REQUIREMENT – Using the listing below, extract each line that has the word "Radio" in it.

SUPPLIED MATERIAL –
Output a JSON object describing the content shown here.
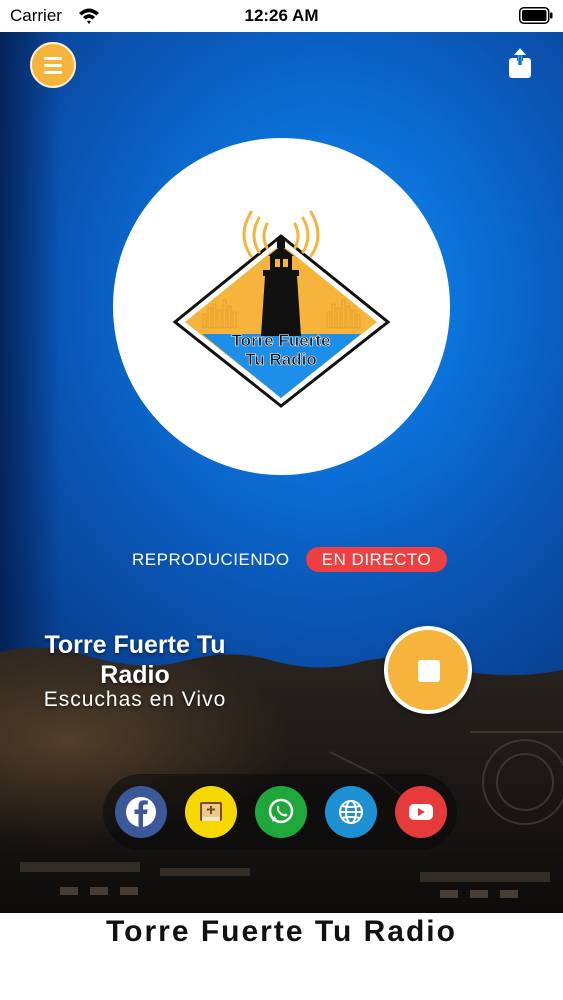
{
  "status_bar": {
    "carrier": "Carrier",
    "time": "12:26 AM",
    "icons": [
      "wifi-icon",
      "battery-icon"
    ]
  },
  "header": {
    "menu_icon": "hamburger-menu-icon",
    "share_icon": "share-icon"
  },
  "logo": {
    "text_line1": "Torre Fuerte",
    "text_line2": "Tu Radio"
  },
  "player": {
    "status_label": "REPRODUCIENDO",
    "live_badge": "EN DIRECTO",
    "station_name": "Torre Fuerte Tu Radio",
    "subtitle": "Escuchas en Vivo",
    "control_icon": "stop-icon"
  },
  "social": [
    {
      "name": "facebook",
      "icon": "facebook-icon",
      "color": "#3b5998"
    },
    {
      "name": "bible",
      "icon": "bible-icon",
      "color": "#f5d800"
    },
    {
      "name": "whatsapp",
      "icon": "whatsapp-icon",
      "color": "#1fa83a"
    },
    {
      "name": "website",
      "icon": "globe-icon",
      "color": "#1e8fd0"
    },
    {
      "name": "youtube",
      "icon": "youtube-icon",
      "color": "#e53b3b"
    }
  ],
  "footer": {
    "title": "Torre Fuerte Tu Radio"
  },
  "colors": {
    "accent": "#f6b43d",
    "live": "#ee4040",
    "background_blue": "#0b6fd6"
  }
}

IN RESPONSE –
    "text_line2": "Tu Radio"
    "station_name": "Torre Fuerte Tu Radio",
    "title": "Torre Fuerte Tu Radio"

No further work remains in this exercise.